(Exercise description)
Look through the entries below and count the lines with the word "dshitov" in them; give only the number.

[Items from a data source]
* * * * * * *

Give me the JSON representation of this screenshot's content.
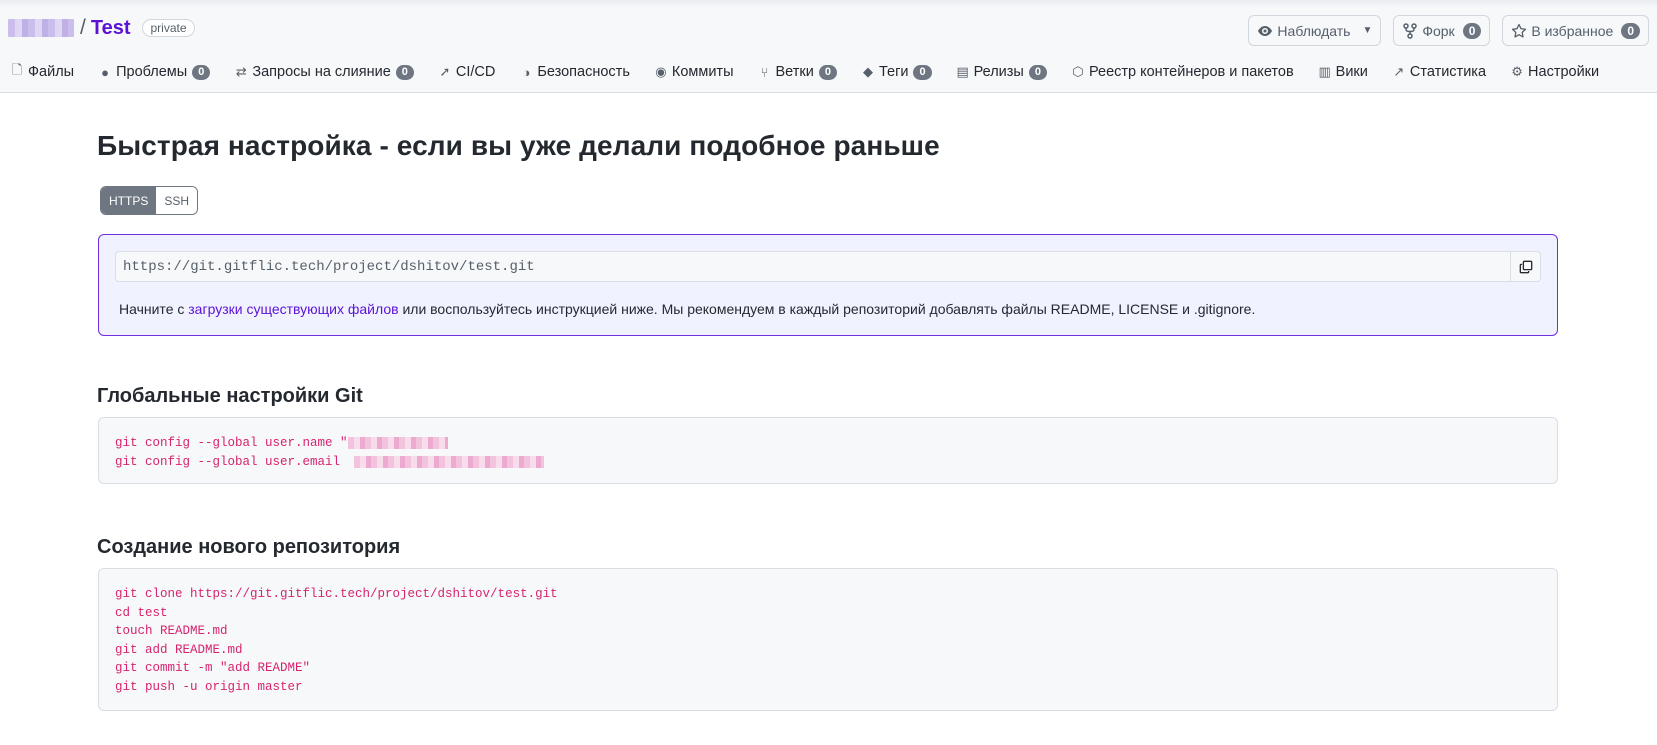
{
  "header": {
    "repo_name": "Test",
    "visibility": "private",
    "slash": "/",
    "actions": [
      {
        "icon": "eye-icon",
        "label": "Наблюдать",
        "count": "",
        "dropdown": true
      },
      {
        "icon": "fork-icon",
        "label": "Форк",
        "count": "0"
      },
      {
        "icon": "star-icon",
        "label": "В избранное",
        "count": "0"
      }
    ]
  },
  "tabs": [
    {
      "icon": "file-icon",
      "label": "Файлы",
      "count": ""
    },
    {
      "icon": "issue-icon",
      "label": "Проблемы",
      "count": "0"
    },
    {
      "icon": "merge-request-icon",
      "label": "Запросы на слияние",
      "count": "0"
    },
    {
      "icon": "rocket-icon",
      "label": "CI/CD",
      "count": ""
    },
    {
      "icon": "shield-icon",
      "label": "Безопасность",
      "count": ""
    },
    {
      "icon": "commit-icon",
      "label": "Коммиты",
      "count": ""
    },
    {
      "icon": "branch-icon",
      "label": "Ветки",
      "count": "0"
    },
    {
      "icon": "tag-icon",
      "label": "Теги",
      "count": "0"
    },
    {
      "icon": "archive-icon",
      "label": "Релизы",
      "count": "0"
    },
    {
      "icon": "package-icon",
      "label": "Реестр контейнеров и пакетов",
      "count": ""
    },
    {
      "icon": "book-icon",
      "label": "Вики",
      "count": ""
    },
    {
      "icon": "chart-icon",
      "label": "Статистика",
      "count": ""
    },
    {
      "icon": "gear-icon",
      "label": "Настройки",
      "count": ""
    }
  ],
  "quick_setup": {
    "title": "Быстрая настройка - если вы уже делали подобное раньше",
    "protocols": [
      "HTTPS",
      "SSH"
    ],
    "selected_protocol": "HTTPS",
    "clone_url": "https://git.gitflic.tech/project/dshitov/test.git",
    "hint_before": "Начните с ",
    "hint_link": "загрузки существующих файлов",
    "hint_after": " или воспользуйтесь инструкцией ниже. Мы рекомендуем в каждый репозиторий добавлять файлы README, LICENSE и .gitignore."
  },
  "git_global": {
    "title": "Глобальные настройки Git",
    "line1": "git config --global user.name \"",
    "line2": "git config --global user.email "
  },
  "new_repo": {
    "title": "Создание нового репозитория",
    "lines": [
      "git clone https://git.gitflic.tech/project/dshitov/test.git",
      "cd test",
      "touch README.md",
      "git add README.md",
      "git commit -m \"add README\"",
      "git push -u origin master"
    ]
  }
}
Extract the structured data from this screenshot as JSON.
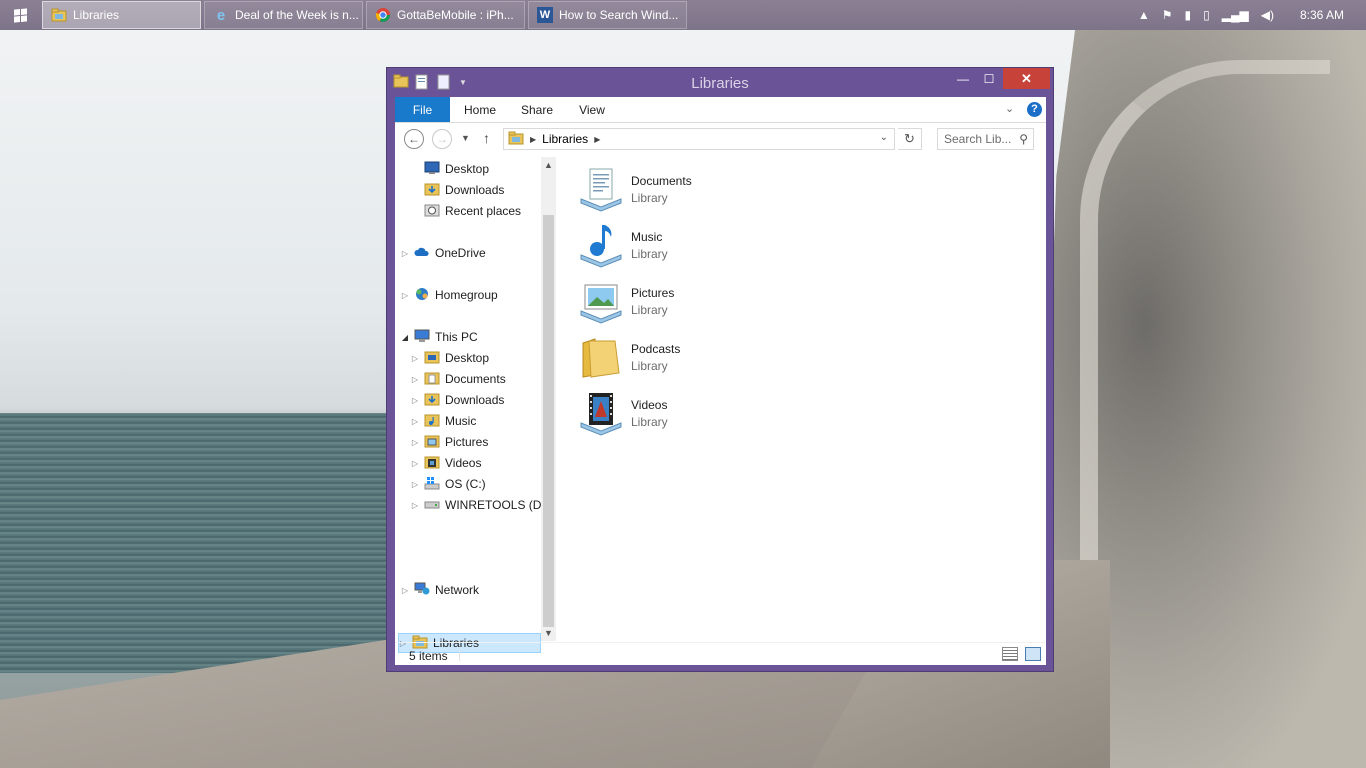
{
  "taskbar": {
    "buttons": [
      {
        "label": "Libraries",
        "icon": "folder-library-icon",
        "active": true
      },
      {
        "label": "Deal of the Week is n...",
        "icon": "internet-explorer-icon",
        "active": false
      },
      {
        "label": "GottaBeMobile : iPh...",
        "icon": "chrome-icon",
        "active": false
      },
      {
        "label": "How to Search Wind...",
        "icon": "word-icon",
        "active": false
      }
    ],
    "clock": "8:36 AM"
  },
  "window": {
    "title": "Libraries",
    "ribbon_tabs": [
      "File",
      "Home",
      "Share",
      "View"
    ],
    "address": {
      "crumb": "Libraries"
    },
    "search_placeholder": "Search Lib...",
    "navigation": [
      {
        "label": "Desktop",
        "level": 1,
        "expandable": false,
        "icon": "desktop-icon"
      },
      {
        "label": "Downloads",
        "level": 1,
        "expandable": false,
        "icon": "downloads-folder-icon"
      },
      {
        "label": "Recent places",
        "level": 1,
        "expandable": false,
        "icon": "recent-places-icon"
      },
      {
        "label": "OneDrive",
        "level": 0,
        "expandable": true,
        "icon": "onedrive-icon"
      },
      {
        "label": "Homegroup",
        "level": 0,
        "expandable": true,
        "icon": "homegroup-icon"
      },
      {
        "label": "This PC",
        "level": 0,
        "expandable": true,
        "expanded": true,
        "icon": "computer-icon"
      },
      {
        "label": "Desktop",
        "level": 1,
        "expandable": true,
        "icon": "desktop-folder-icon"
      },
      {
        "label": "Documents",
        "level": 1,
        "expandable": true,
        "icon": "documents-folder-icon"
      },
      {
        "label": "Downloads",
        "level": 1,
        "expandable": true,
        "icon": "downloads-folder-icon"
      },
      {
        "label": "Music",
        "level": 1,
        "expandable": true,
        "icon": "music-folder-icon"
      },
      {
        "label": "Pictures",
        "level": 1,
        "expandable": true,
        "icon": "pictures-folder-icon"
      },
      {
        "label": "Videos",
        "level": 1,
        "expandable": true,
        "icon": "videos-folder-icon"
      },
      {
        "label": "OS (C:)",
        "level": 1,
        "expandable": true,
        "icon": "drive-os-icon"
      },
      {
        "label": "WINRETOOLS (D:)",
        "level": 1,
        "expandable": true,
        "icon": "drive-icon"
      },
      {
        "label": "Libraries",
        "level": 0,
        "expandable": true,
        "selected": true,
        "icon": "libraries-icon"
      },
      {
        "label": "Network",
        "level": 0,
        "expandable": true,
        "icon": "network-icon"
      }
    ],
    "libraries": [
      {
        "name": "Documents",
        "type": "Library",
        "icon": "documents-library-icon"
      },
      {
        "name": "Music",
        "type": "Library",
        "icon": "music-library-icon"
      },
      {
        "name": "Pictures",
        "type": "Library",
        "icon": "pictures-library-icon"
      },
      {
        "name": "Podcasts",
        "type": "Library",
        "icon": "podcasts-library-icon"
      },
      {
        "name": "Videos",
        "type": "Library",
        "icon": "videos-library-icon"
      }
    ],
    "status": "5 items"
  },
  "colors": {
    "window_frame": "#6a5497",
    "file_tab": "#1979ca",
    "close_button": "#c7433a",
    "selection": "#cce8ff"
  }
}
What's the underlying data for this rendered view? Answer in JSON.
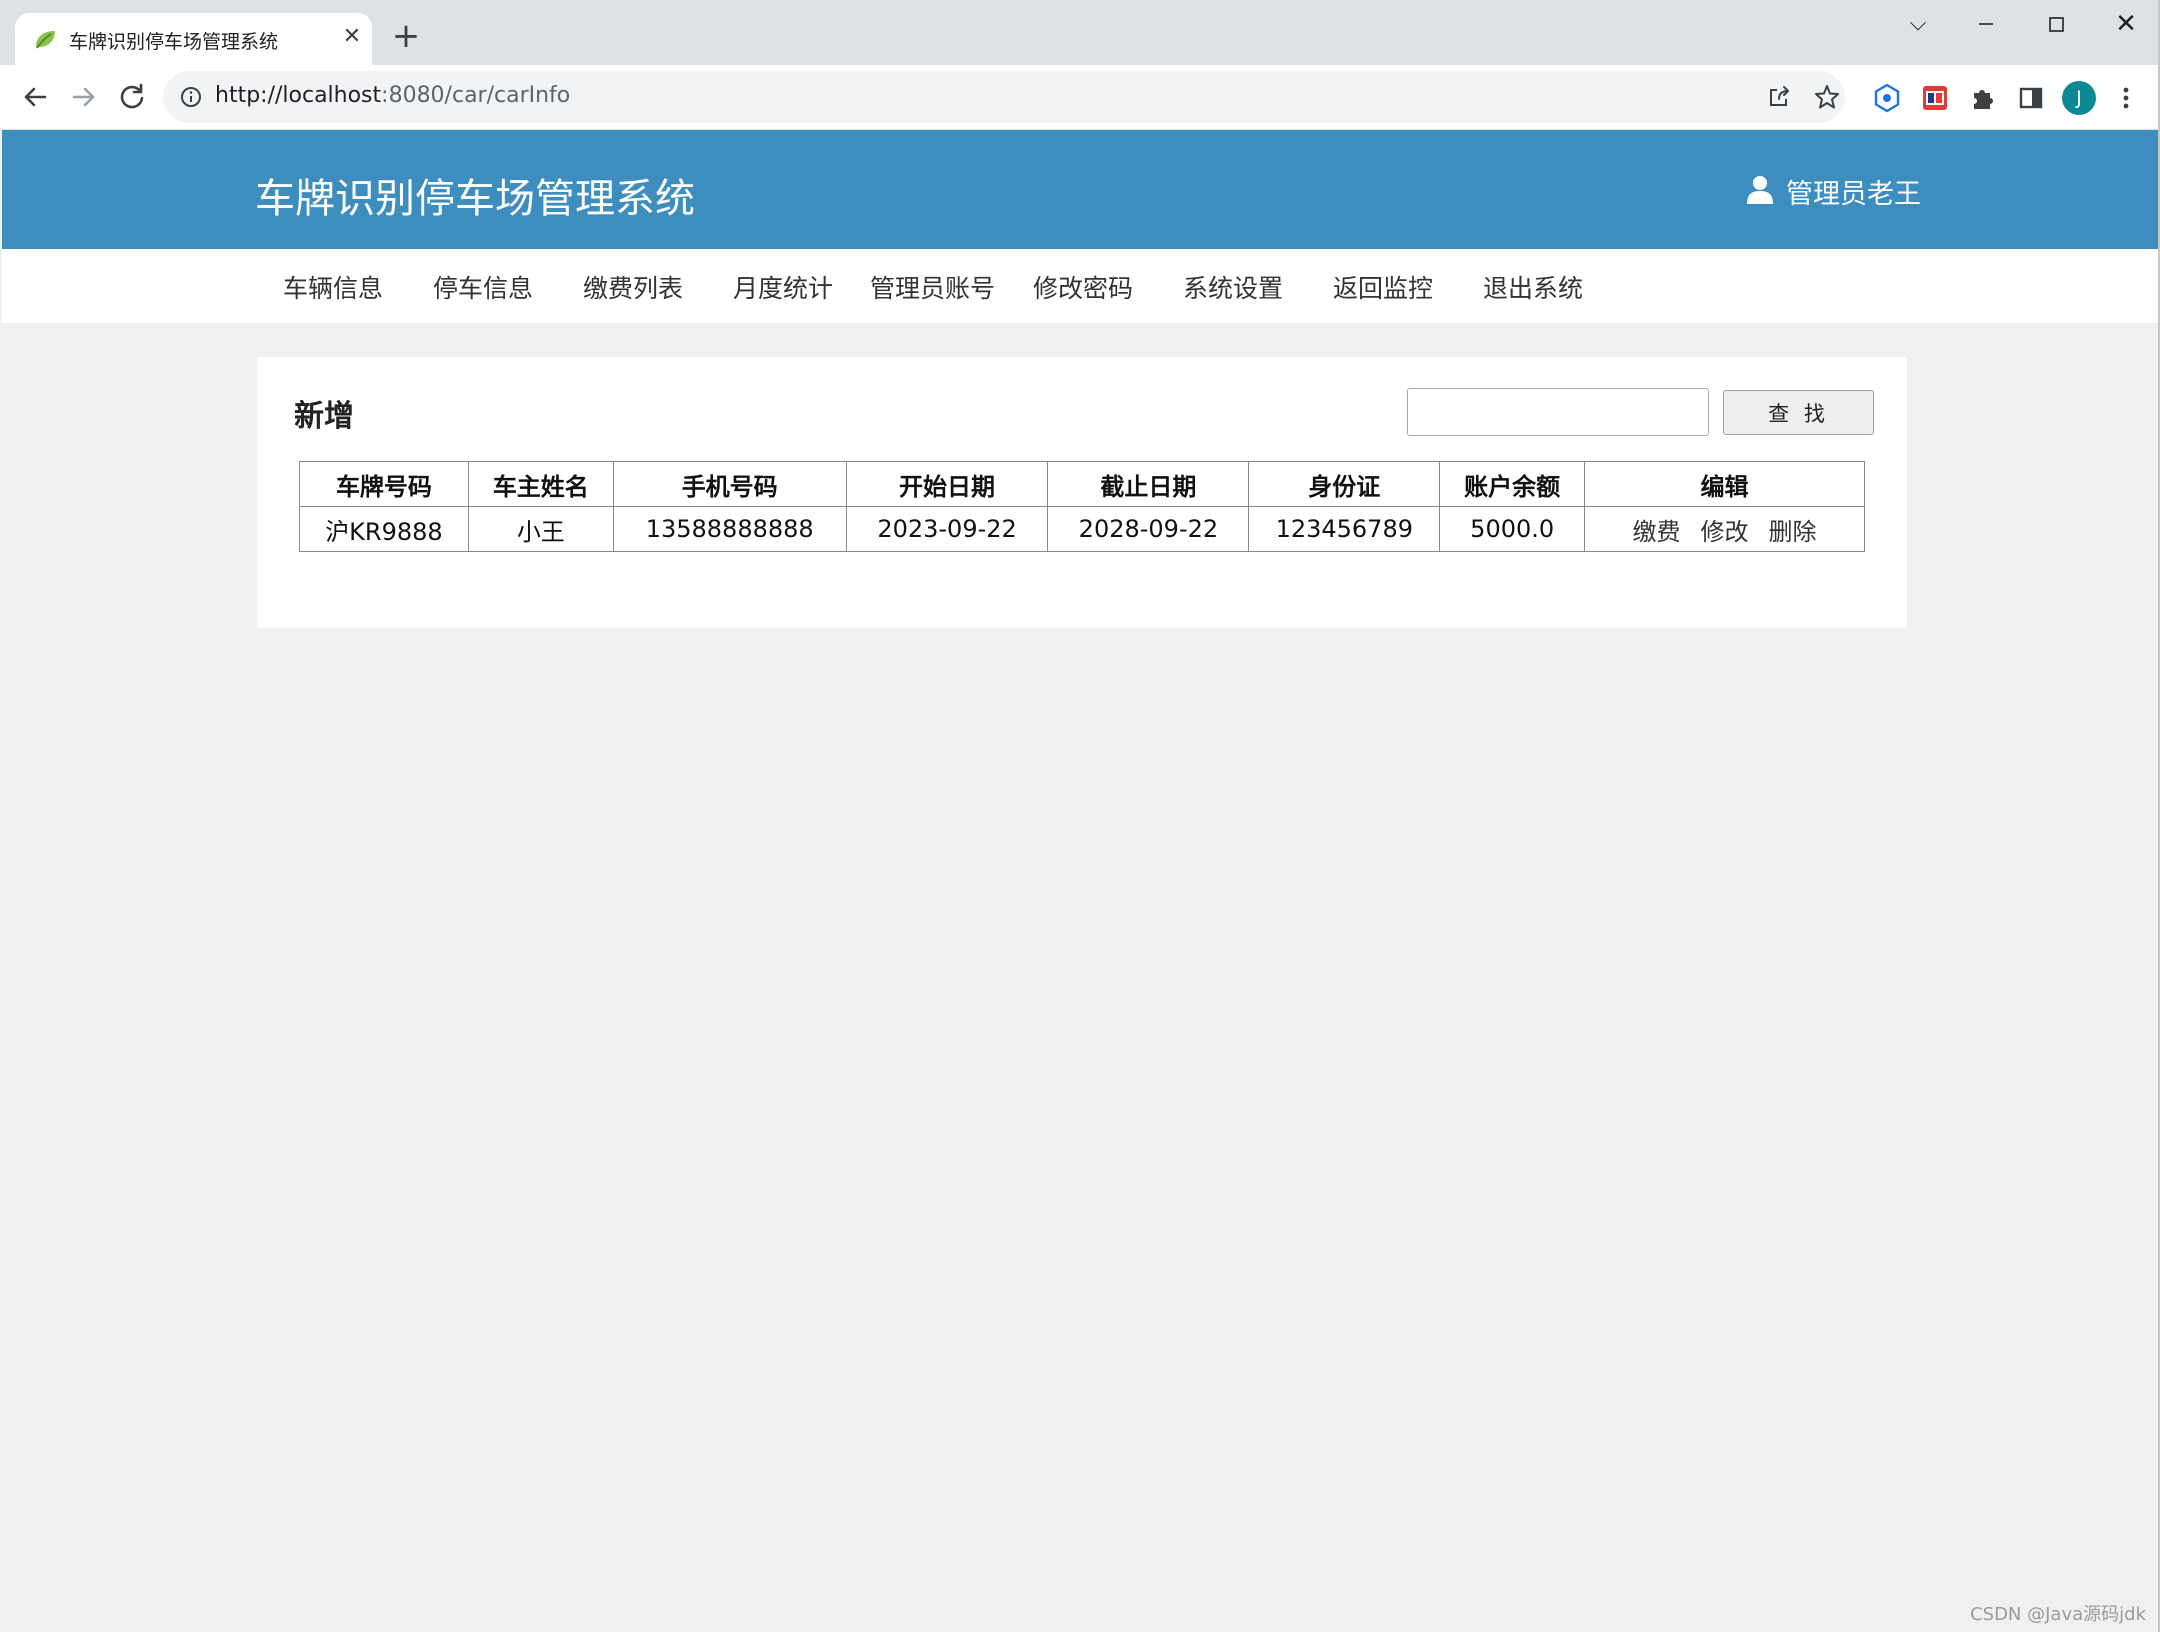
{
  "browser": {
    "tab_title": "车牌识别停车场管理系统",
    "tab_close_glyph": "✕",
    "new_tab_glyph": "+",
    "url_host": "http://localhost",
    "url_rest": ":8080/car/carInfo",
    "profile_initial": "J",
    "icons": {
      "favicon": "leaf-icon",
      "back": "back-arrow-icon",
      "forward": "forward-arrow-icon",
      "reload": "reload-icon",
      "info": "info-icon",
      "share": "share-icon",
      "bookmark": "star-icon",
      "extensions": [
        "hexagon-extension-icon",
        "fe-extension-icon",
        "puzzle-icon",
        "side-panel-icon"
      ],
      "menu": "kebab-menu-icon"
    }
  },
  "window_controls": {
    "chevron_glyph": "⌵",
    "close_glyph": "✕"
  },
  "header": {
    "title": "车牌识别停车场管理系统",
    "user_name": "管理员老王",
    "background_color": "#3d8ebe"
  },
  "nav": {
    "items": [
      {
        "label": "车辆信息"
      },
      {
        "label": "停车信息"
      },
      {
        "label": "缴费列表"
      },
      {
        "label": "月度统计"
      },
      {
        "label": "管理员账号"
      },
      {
        "label": "修改密码"
      },
      {
        "label": "系统设置"
      },
      {
        "label": "返回监控"
      },
      {
        "label": "退出系统"
      }
    ]
  },
  "main": {
    "add_label": "新增",
    "search": {
      "value": "",
      "button_label": "查 找"
    },
    "table": {
      "headers": [
        "车牌号码",
        "车主姓名",
        "手机号码",
        "开始日期",
        "截止日期",
        "身份证",
        "账户余额",
        "编辑"
      ],
      "rows": [
        {
          "plate": "沪KR9888",
          "owner": "小王",
          "phone": "13588888888",
          "start_date": "2023-09-22",
          "end_date": "2028-09-22",
          "id_card": "123456789",
          "balance": "5000.0",
          "actions": [
            "缴费",
            "修改",
            "删除"
          ]
        }
      ]
    }
  },
  "watermark": "CSDN @Java源码jdk"
}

* * * * * * *

(Exercise output)
2